◆ **Problem to work on**
Pictures do not belong in the copy; quote every entry below exactly.

───── Source data

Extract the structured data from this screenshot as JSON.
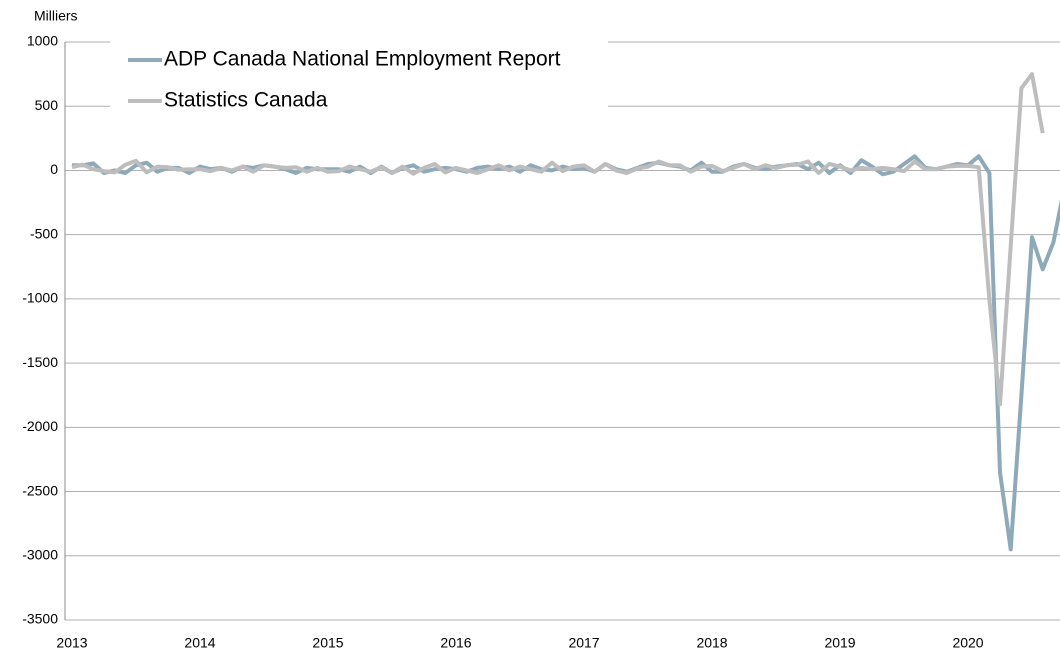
{
  "chart_data": {
    "type": "line",
    "y_label": "Milliers",
    "categories": [
      "2013",
      null,
      null,
      null,
      null,
      null,
      null,
      null,
      null,
      null,
      null,
      null,
      "2014",
      null,
      null,
      null,
      null,
      null,
      null,
      null,
      null,
      null,
      null,
      null,
      "2015",
      null,
      null,
      null,
      null,
      null,
      null,
      null,
      null,
      null,
      null,
      null,
      "2016",
      null,
      null,
      null,
      null,
      null,
      null,
      null,
      null,
      null,
      null,
      null,
      "2017",
      null,
      null,
      null,
      null,
      null,
      null,
      null,
      null,
      null,
      null,
      null,
      "2018",
      null,
      null,
      null,
      null,
      null,
      null,
      null,
      null,
      null,
      null,
      null,
      "2019",
      null,
      null,
      null,
      null,
      null,
      null,
      null,
      null,
      null,
      null,
      null,
      "2020",
      null,
      null,
      null,
      null,
      null,
      null,
      null,
      null,
      null
    ],
    "series": [
      {
        "name": "ADP Canada National Employment Report",
        "color": "#8eaab9",
        "values": [
          40,
          40,
          55,
          -20,
          0,
          -20,
          40,
          60,
          -10,
          20,
          20,
          -20,
          30,
          10,
          20,
          -10,
          30,
          20,
          40,
          30,
          10,
          -20,
          20,
          10,
          10,
          10,
          -10,
          30,
          -20,
          30,
          -20,
          20,
          40,
          -10,
          10,
          20,
          10,
          -10,
          20,
          30,
          10,
          30,
          -10,
          40,
          10,
          0,
          30,
          10,
          20,
          -10,
          50,
          10,
          -10,
          20,
          50,
          60,
          40,
          30,
          0,
          60,
          -10,
          -10,
          30,
          50,
          20,
          10,
          30,
          40,
          50,
          10,
          60,
          -20,
          40,
          -20,
          80,
          30,
          -30,
          -10,
          50,
          110,
          20,
          10,
          30,
          50,
          40,
          110,
          -20,
          -2350,
          -2950,
          -1750,
          -520,
          -770,
          -560,
          -150
        ]
      },
      {
        "name": "Statistics Canada",
        "color": "#bdbdbd",
        "values": [
          25,
          45,
          10,
          -5,
          -15,
          45,
          75,
          -15,
          30,
          25,
          5,
          10,
          10,
          -5,
          20,
          0,
          30,
          -10,
          40,
          30,
          20,
          25,
          -10,
          20,
          -10,
          -5,
          30,
          10,
          -10,
          25,
          -20,
          30,
          -25,
          20,
          50,
          -15,
          20,
          0,
          -20,
          10,
          40,
          0,
          30,
          10,
          -10,
          60,
          -5,
          30,
          40,
          -10,
          50,
          0,
          -20,
          15,
          30,
          70,
          40,
          40,
          -10,
          30,
          35,
          -5,
          20,
          50,
          10,
          40,
          20,
          40,
          45,
          70,
          -20,
          50,
          30,
          0,
          20,
          10,
          20,
          10,
          -5,
          70,
          10,
          10,
          30,
          35,
          35,
          25,
          -1010,
          -1820,
          -590,
          640,
          750,
          290,
          null,
          null
        ]
      }
    ],
    "ylim": [
      -3500,
      1000
    ],
    "yticks": [
      -3500,
      -3000,
      -2500,
      -2000,
      -1500,
      -1000,
      -500,
      0,
      500,
      1000
    ],
    "grid": true,
    "legend": "top-left"
  }
}
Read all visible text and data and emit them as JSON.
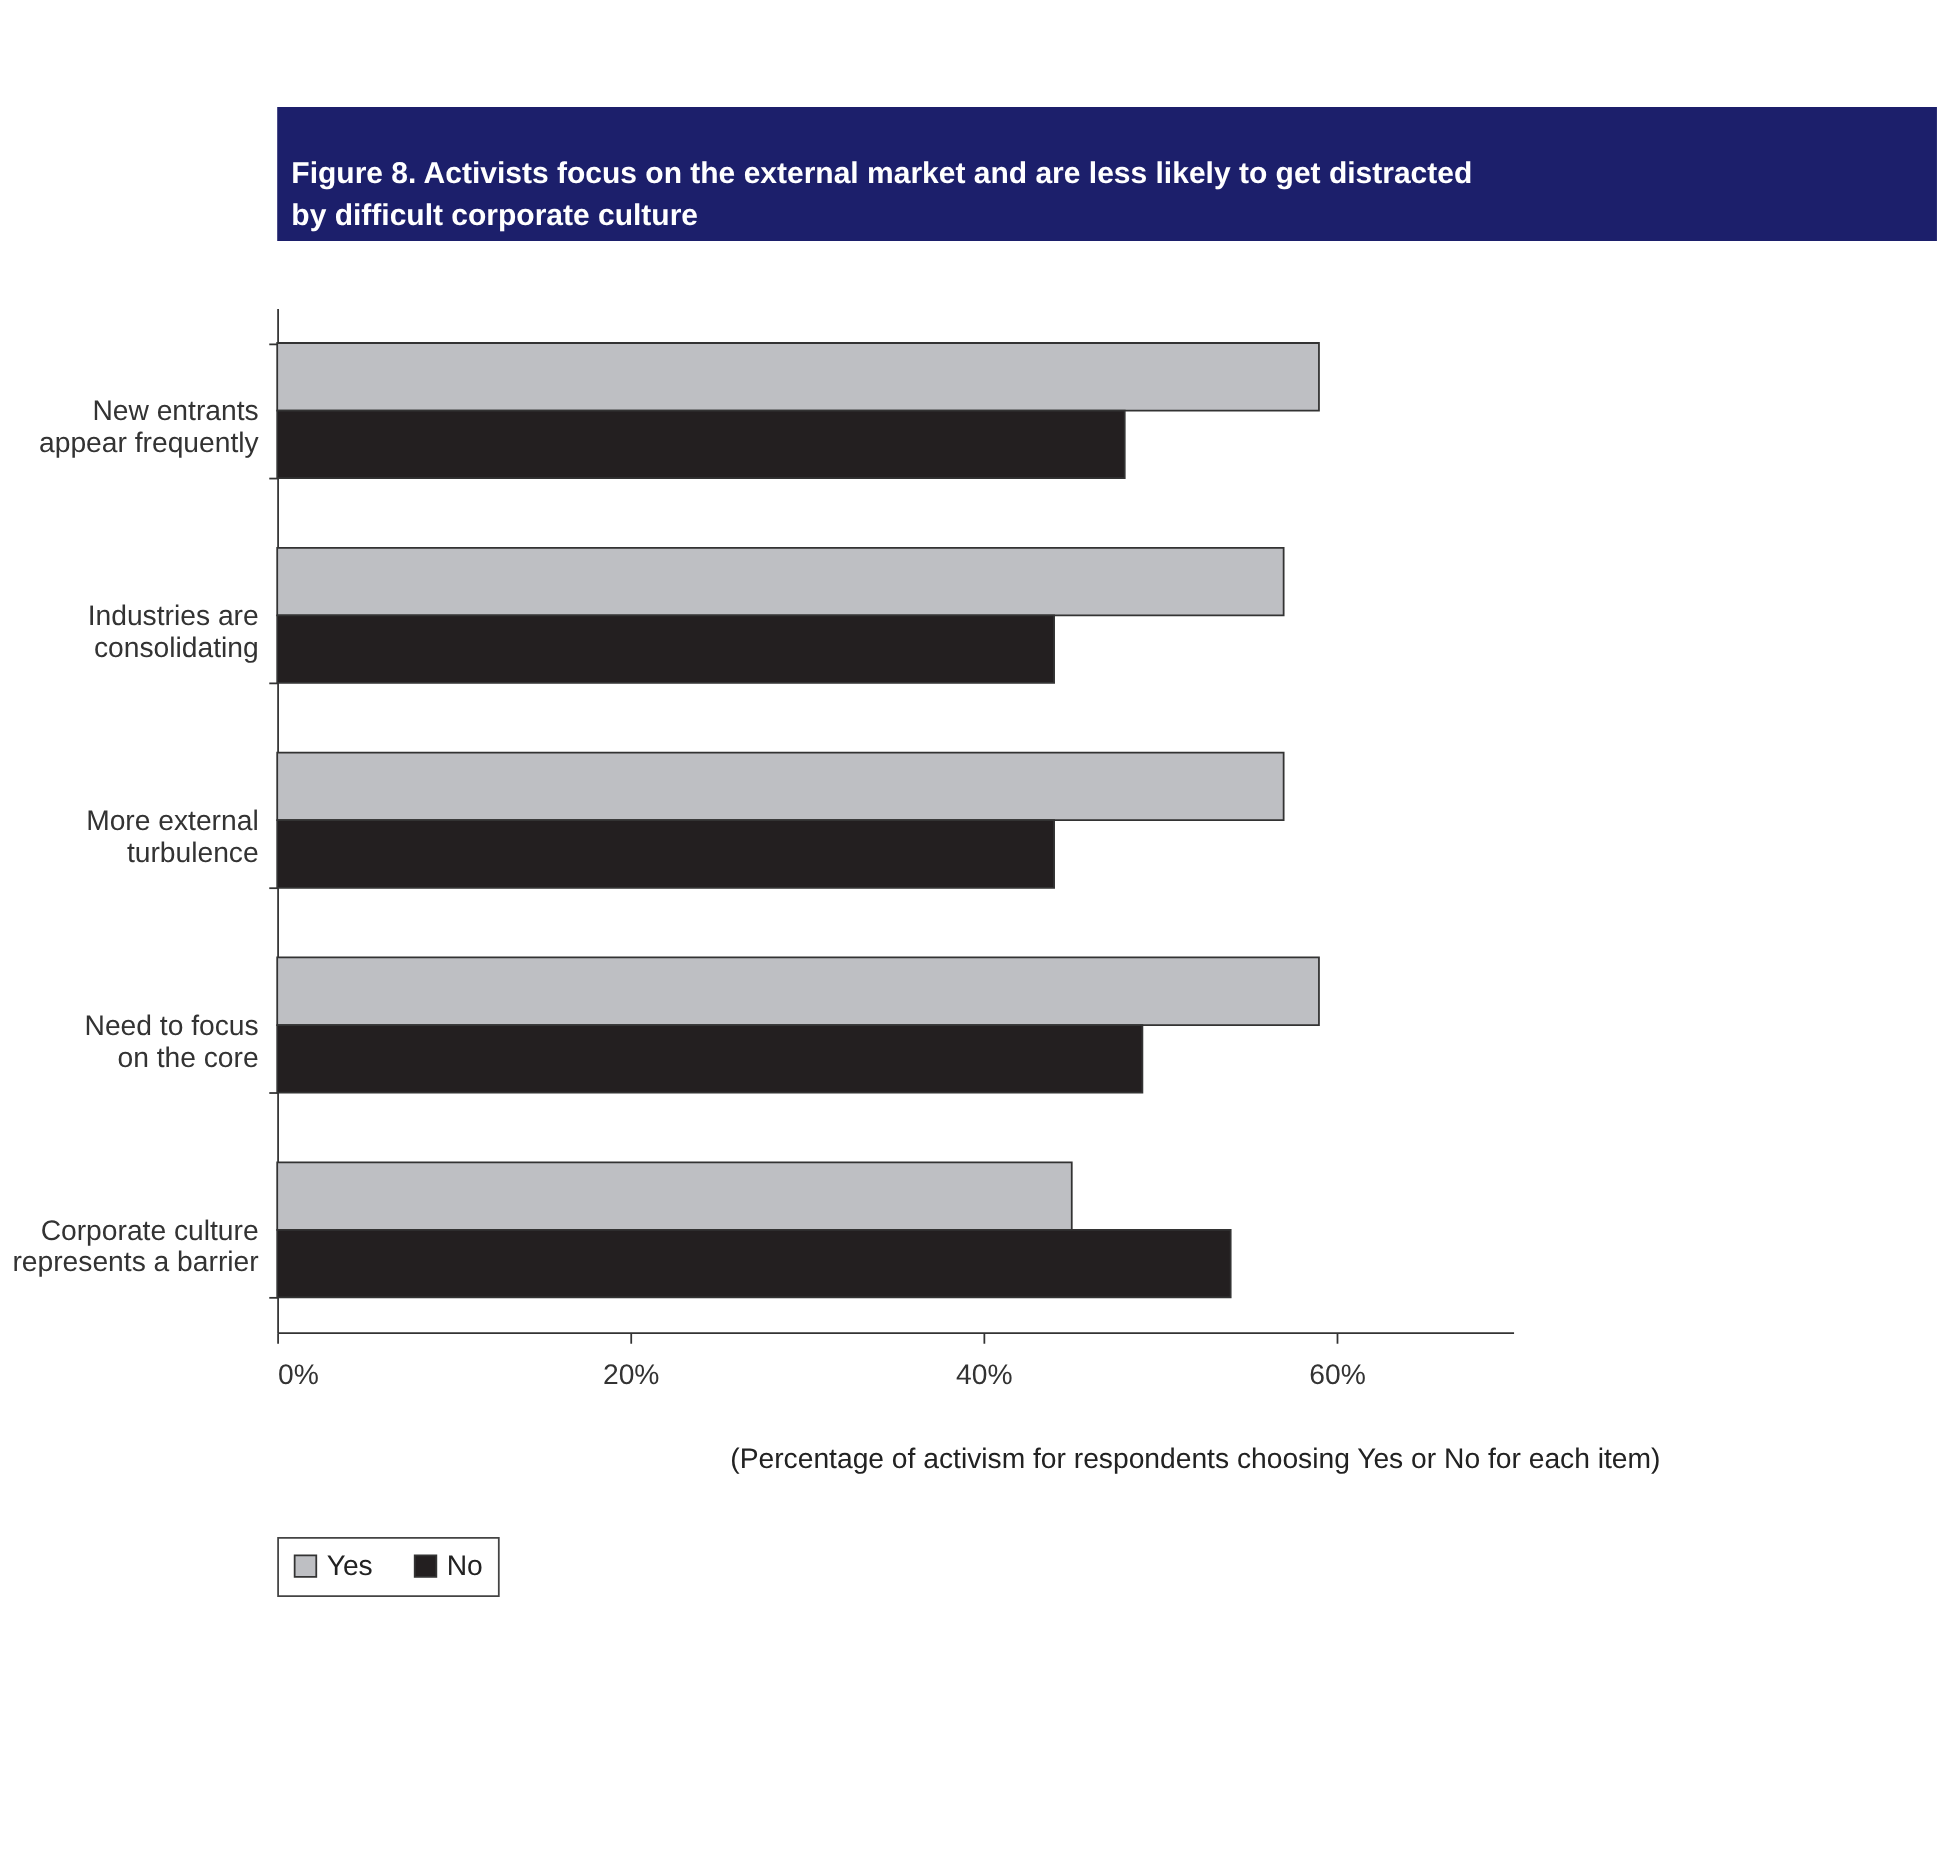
{
  "chart_data": {
    "type": "bar",
    "orientation": "horizontal",
    "title": "Figure 8. Activists focus on the external market and are less likely to get distracted by difficult corporate culture",
    "categories": [
      "New entrants appear frequently",
      "Industries are consolidating",
      "More external turbulence",
      "Need to focus on the core",
      "Corporate culture represents a barrier"
    ],
    "series": [
      {
        "name": "Yes",
        "color": "#bebfc3",
        "values": [
          59,
          57,
          57,
          59,
          45
        ]
      },
      {
        "name": "No",
        "color": "#231f20",
        "values": [
          48,
          44,
          44,
          49,
          54
        ]
      }
    ],
    "xlim": [
      0,
      70
    ],
    "xticks": [
      {
        "value": 0,
        "label": "0%"
      },
      {
        "value": 20,
        "label": "20%"
      },
      {
        "value": 40,
        "label": "40%"
      },
      {
        "value": 60,
        "label": "60%"
      }
    ],
    "grid": false,
    "legend": "bottom",
    "annotations": [
      "(Percentage of activism for respondents choosing Yes or No for each item)"
    ]
  }
}
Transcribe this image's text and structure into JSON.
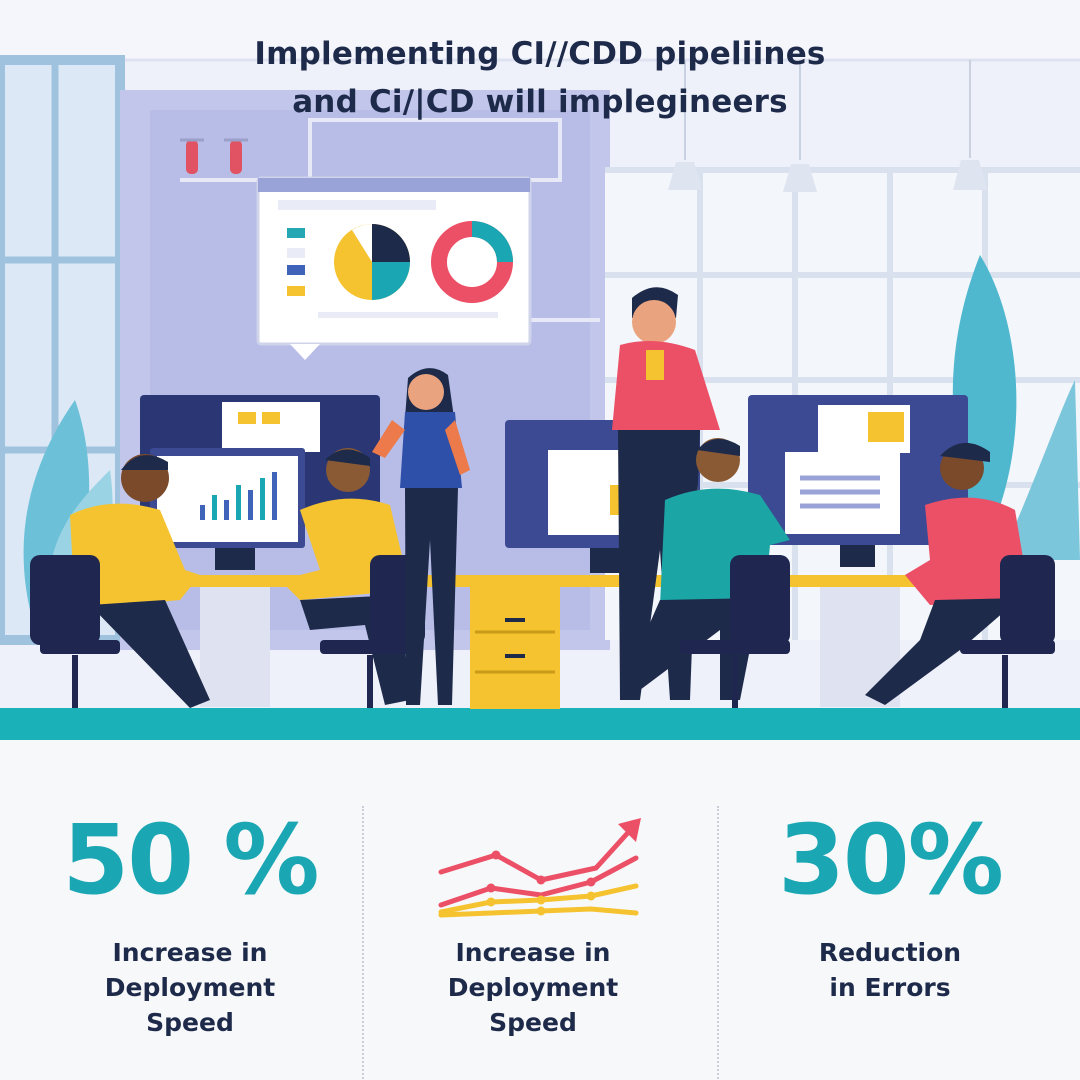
{
  "headline": {
    "line1": "Implementing CI//CDD pipeliines",
    "line2": "and Ci/|CD will implegineers"
  },
  "colors": {
    "accent_teal": "#1aa7b3",
    "text_navy": "#1e2a4a",
    "shirt_yellow": "#f5c330",
    "shirt_pink": "#ec5066",
    "shirt_teal": "#1ba6a5",
    "chair_navy": "#1f2750",
    "floor_teal": "#1bb1b8",
    "wall_lavender": "#b7bde6"
  },
  "scene": {
    "icons": [
      "pie-chart-icon",
      "donut-chart-icon",
      "bar-chart-icon",
      "plant-icon",
      "pendant-lamp-icon"
    ]
  },
  "stats": [
    {
      "value": "50 %",
      "label": "Increase in\nDeployment\nSpeed"
    },
    {
      "value": "",
      "label": "Increase in\nDeployment\nSpeed",
      "icon": "trend-up-chart-icon"
    },
    {
      "value": "30%",
      "label": "Reduction\nin Errors"
    }
  ]
}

──────────

◆ **Output for this task**
Extract the structured data from this screenshot as JSON.
{
  "chart_data": {
    "type": "line",
    "y_label": "Milliers",
    "categories": [
      "2013",
      null,
      null,
      null,
      null,
      null,
      null,
      null,
      null,
      null,
      null,
      null,
      "2014",
      null,
      null,
      null,
      null,
      null,
      null,
      null,
      null,
      null,
      null,
      null,
      "2015",
      null,
      null,
      null,
      null,
      null,
      null,
      null,
      null,
      null,
      null,
      null,
      "2016",
      null,
      null,
      null,
      null,
      null,
      null,
      null,
      null,
      null,
      null,
      null,
      "2017",
      null,
      null,
      null,
      null,
      null,
      null,
      null,
      null,
      null,
      null,
      null,
      "2018",
      null,
      null,
      null,
      null,
      null,
      null,
      null,
      null,
      null,
      null,
      null,
      "2019",
      null,
      null,
      null,
      null,
      null,
      null,
      null,
      null,
      null,
      null,
      null,
      "2020",
      null,
      null,
      null,
      null,
      null,
      null,
      null,
      null,
      null
    ],
    "series": [
      {
        "name": "ADP Canada National Employment Report",
        "color": "#8eaab9",
        "values": [
          40,
          40,
          55,
          -20,
          0,
          -20,
          40,
          60,
          -10,
          20,
          20,
          -20,
          30,
          10,
          20,
          -10,
          30,
          20,
          40,
          30,
          10,
          -20,
          20,
          10,
          10,
          10,
          -10,
          30,
          -20,
          30,
          -20,
          20,
          40,
          -10,
          10,
          20,
          10,
          -10,
          20,
          30,
          10,
          30,
          -10,
          40,
          10,
          0,
          30,
          10,
          20,
          -10,
          50,
          10,
          -10,
          20,
          50,
          60,
          40,
          30,
          0,
          60,
          -10,
          -10,
          30,
          50,
          20,
          10,
          30,
          40,
          50,
          10,
          60,
          -20,
          40,
          -20,
          80,
          30,
          -30,
          -10,
          50,
          110,
          20,
          10,
          30,
          50,
          40,
          110,
          -20,
          -2350,
          -2950,
          -1750,
          -520,
          -770,
          -560,
          -150
        ]
      },
      {
        "name": "Statistics Canada",
        "color": "#bdbdbd",
        "values": [
          25,
          45,
          10,
          -5,
          -15,
          45,
          75,
          -15,
          30,
          25,
          5,
          10,
          10,
          -5,
          20,
          0,
          30,
          -10,
          40,
          30,
          20,
          25,
          -10,
          20,
          -10,
          -5,
          30,
          10,
          -10,
          25,
          -20,
          30,
          -25,
          20,
          50,
          -15,
          20,
          0,
          -20,
          10,
          40,
          0,
          30,
          10,
          -10,
          60,
          -5,
          30,
          40,
          -10,
          50,
          0,
          -20,
          15,
          30,
          70,
          40,
          40,
          -10,
          30,
          35,
          -5,
          20,
          50,
          10,
          40,
          20,
          40,
          45,
          70,
          -20,
          50,
          30,
          0,
          20,
          10,
          20,
          10,
          -5,
          70,
          10,
          10,
          30,
          35,
          35,
          25,
          -1010,
          -1820,
          -590,
          640,
          750,
          290,
          null,
          null
        ]
      }
    ],
    "ylim": [
      -3500,
      1000
    ],
    "yticks": [
      -3500,
      -3000,
      -2500,
      -2000,
      -1500,
      -1000,
      -500,
      0,
      500,
      1000
    ],
    "grid": true,
    "legend": "top-left"
  }
}
Read all visible text and data and emit them as JSON.
{
  "chart_data": {
    "type": "bar",
    "orientation": "horizontal",
    "title": "Figure 8. Activists focus on the external market and are less likely to get distracted by difficult corporate culture",
    "categories": [
      "New entrants appear frequently",
      "Industries are consolidating",
      "More external turbulence",
      "Need to focus on the core",
      "Corporate culture represents a barrier"
    ],
    "series": [
      {
        "name": "Yes",
        "color": "#bebfc3",
        "values": [
          59,
          57,
          57,
          59,
          45
        ]
      },
      {
        "name": "No",
        "color": "#231f20",
        "values": [
          48,
          44,
          44,
          49,
          54
        ]
      }
    ],
    "xlim": [
      0,
      70
    ],
    "xticks": [
      {
        "value": 0,
        "label": "0%"
      },
      {
        "value": 20,
        "label": "20%"
      },
      {
        "value": 40,
        "label": "40%"
      },
      {
        "value": 60,
        "label": "60%"
      }
    ],
    "grid": false,
    "legend": "bottom",
    "annotations": [
      "(Percentage of activism for respondents choosing Yes or No for each item)"
    ]
  }
}
Transcribe this image's text and structure into JSON.
{
  "headline": {
    "line1": "Implementing CI//CDD pipeliines",
    "line2": "and Ci/|CD will implegineers"
  },
  "colors": {
    "accent_teal": "#1aa7b3",
    "text_navy": "#1e2a4a",
    "shirt_yellow": "#f5c330",
    "shirt_pink": "#ec5066",
    "shirt_teal": "#1ba6a5",
    "chair_navy": "#1f2750",
    "floor_teal": "#1bb1b8",
    "wall_lavender": "#b7bde6"
  },
  "scene": {
    "icons": [
      "pie-chart-icon",
      "donut-chart-icon",
      "bar-chart-icon",
      "plant-icon",
      "pendant-lamp-icon"
    ]
  },
  "stats": [
    {
      "value": "50 %",
      "label": "Increase in\nDeployment\nSpeed"
    },
    {
      "value": "",
      "label": "Increase in\nDeployment\nSpeed",
      "icon": "trend-up-chart-icon"
    },
    {
      "value": "30%",
      "label": "Reduction\nin Errors"
    }
  ]
}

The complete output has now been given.